◆ YOUR GOAL
All of the records below should be output exactly.

[Dataset excerpts]
* * * * * * *
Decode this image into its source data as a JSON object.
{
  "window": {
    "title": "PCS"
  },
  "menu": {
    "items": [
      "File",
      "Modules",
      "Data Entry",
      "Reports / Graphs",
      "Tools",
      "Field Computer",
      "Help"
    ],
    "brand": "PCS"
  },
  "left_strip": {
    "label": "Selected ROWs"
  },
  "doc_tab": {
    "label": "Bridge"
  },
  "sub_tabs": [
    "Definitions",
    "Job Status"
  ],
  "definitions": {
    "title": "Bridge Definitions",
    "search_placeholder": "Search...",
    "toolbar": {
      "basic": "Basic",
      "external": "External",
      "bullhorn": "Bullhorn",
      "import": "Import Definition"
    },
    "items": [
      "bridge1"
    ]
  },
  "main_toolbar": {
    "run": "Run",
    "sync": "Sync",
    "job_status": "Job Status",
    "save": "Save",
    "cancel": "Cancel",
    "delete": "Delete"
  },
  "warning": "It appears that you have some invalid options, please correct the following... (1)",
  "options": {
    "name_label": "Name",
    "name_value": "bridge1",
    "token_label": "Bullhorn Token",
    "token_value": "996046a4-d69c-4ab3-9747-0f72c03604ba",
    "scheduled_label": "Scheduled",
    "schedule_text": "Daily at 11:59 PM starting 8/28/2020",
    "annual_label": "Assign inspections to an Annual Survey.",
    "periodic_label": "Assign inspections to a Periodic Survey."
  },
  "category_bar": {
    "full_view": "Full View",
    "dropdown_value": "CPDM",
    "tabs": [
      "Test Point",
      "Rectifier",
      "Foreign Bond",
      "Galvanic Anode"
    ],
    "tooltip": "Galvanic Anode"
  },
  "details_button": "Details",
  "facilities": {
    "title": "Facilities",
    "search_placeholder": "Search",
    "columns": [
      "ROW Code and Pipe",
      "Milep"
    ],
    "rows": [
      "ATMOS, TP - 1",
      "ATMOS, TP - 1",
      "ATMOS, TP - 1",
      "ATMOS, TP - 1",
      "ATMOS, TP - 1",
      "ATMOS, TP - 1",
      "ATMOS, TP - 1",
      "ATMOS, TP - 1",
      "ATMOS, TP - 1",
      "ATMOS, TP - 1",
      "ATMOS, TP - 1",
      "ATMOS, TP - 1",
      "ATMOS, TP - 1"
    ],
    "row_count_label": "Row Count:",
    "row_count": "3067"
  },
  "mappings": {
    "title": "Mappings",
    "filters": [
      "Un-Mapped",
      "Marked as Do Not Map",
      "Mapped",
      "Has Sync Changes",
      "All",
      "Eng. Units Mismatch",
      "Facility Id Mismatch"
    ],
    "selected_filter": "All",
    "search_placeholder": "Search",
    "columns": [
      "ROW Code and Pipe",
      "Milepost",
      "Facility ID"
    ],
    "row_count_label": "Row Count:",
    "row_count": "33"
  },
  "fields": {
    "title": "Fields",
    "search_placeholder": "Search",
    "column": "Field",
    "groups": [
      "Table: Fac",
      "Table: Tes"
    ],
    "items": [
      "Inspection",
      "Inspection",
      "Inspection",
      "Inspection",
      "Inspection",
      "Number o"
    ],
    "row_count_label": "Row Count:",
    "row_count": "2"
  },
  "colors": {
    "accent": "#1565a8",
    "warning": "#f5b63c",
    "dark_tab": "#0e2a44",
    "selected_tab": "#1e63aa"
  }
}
* * * * * * *
◆ TASK RESPONSE
Decode this image into its source data as a JSON object.
{
  "window": {
    "title": "PCS"
  },
  "menu": {
    "items": [
      "File",
      "Modules",
      "Data Entry",
      "Reports / Graphs",
      "Tools",
      "Field Computer",
      "Help"
    ],
    "brand": "PCS"
  },
  "left_strip": {
    "label": "Selected ROWs"
  },
  "doc_tab": {
    "label": "Bridge"
  },
  "sub_tabs": [
    "Definitions",
    "Job Status"
  ],
  "definitions": {
    "title": "Bridge Definitions",
    "search_placeholder": "Search...",
    "toolbar": {
      "basic": "Basic",
      "external": "External",
      "bullhorn": "Bullhorn",
      "import": "Import Definition"
    },
    "items": [
      "bridge1"
    ]
  },
  "main_toolbar": {
    "run": "Run",
    "sync": "Sync",
    "job_status": "Job Status",
    "save": "Save",
    "cancel": "Cancel",
    "delete": "Delete"
  },
  "warning": "It appears that you have some invalid options, please correct the following... (1)",
  "options": {
    "name_label": "Name",
    "name_value": "bridge1",
    "token_label": "Bullhorn Token",
    "token_value": "996046a4-d69c-4ab3-9747-0f72c03604ba",
    "scheduled_label": "Scheduled",
    "schedule_text": "Daily at 11:59 PM starting 8/28/2020",
    "annual_label": "Assign inspections to an Annual Survey.",
    "periodic_label": "Assign inspections to a Periodic Survey."
  },
  "category_bar": {
    "full_view": "Full View",
    "dropdown_value": "CPDM",
    "tabs": [
      "Test Point",
      "Rectifier",
      "Foreign Bond",
      "Galvanic Anode"
    ],
    "tooltip": "Galvanic Anode"
  },
  "details_button": "Details",
  "facilities": {
    "title": "Facilities",
    "search_placeholder": "Search",
    "columns": [
      "ROW Code and Pipe",
      "Milep"
    ],
    "rows": [
      "ATMOS, TP - 1",
      "ATMOS, TP - 1",
      "ATMOS, TP - 1",
      "ATMOS, TP - 1",
      "ATMOS, TP - 1",
      "ATMOS, TP - 1",
      "ATMOS, TP - 1",
      "ATMOS, TP - 1",
      "ATMOS, TP - 1",
      "ATMOS, TP - 1",
      "ATMOS, TP - 1",
      "ATMOS, TP - 1",
      "ATMOS, TP - 1"
    ],
    "row_count_label": "Row Count:",
    "row_count": "3067"
  },
  "mappings": {
    "title": "Mappings",
    "filters": [
      "Un-Mapped",
      "Marked as Do Not Map",
      "Mapped",
      "Has Sync Changes",
      "All",
      "Eng. Units Mismatch",
      "Facility Id Mismatch"
    ],
    "selected_filter": "All",
    "search_placeholder": "Search",
    "columns": [
      "ROW Code and Pipe",
      "Milepost",
      "Facility ID"
    ],
    "row_count_label": "Row Count:",
    "row_count": "33"
  },
  "fields": {
    "title": "Fields",
    "search_placeholder": "Search",
    "column": "Field",
    "groups": [
      "Table: Fac",
      "Table: Tes"
    ],
    "items": [
      "Inspection",
      "Inspection",
      "Inspection",
      "Inspection",
      "Inspection",
      "Number o"
    ],
    "row_count_label": "Row Count:",
    "row_count": "2"
  },
  "colors": {
    "accent": "#1565a8",
    "warning": "#f5b63c",
    "dark_tab": "#0e2a44",
    "selected_tab": "#1e63aa"
  }
}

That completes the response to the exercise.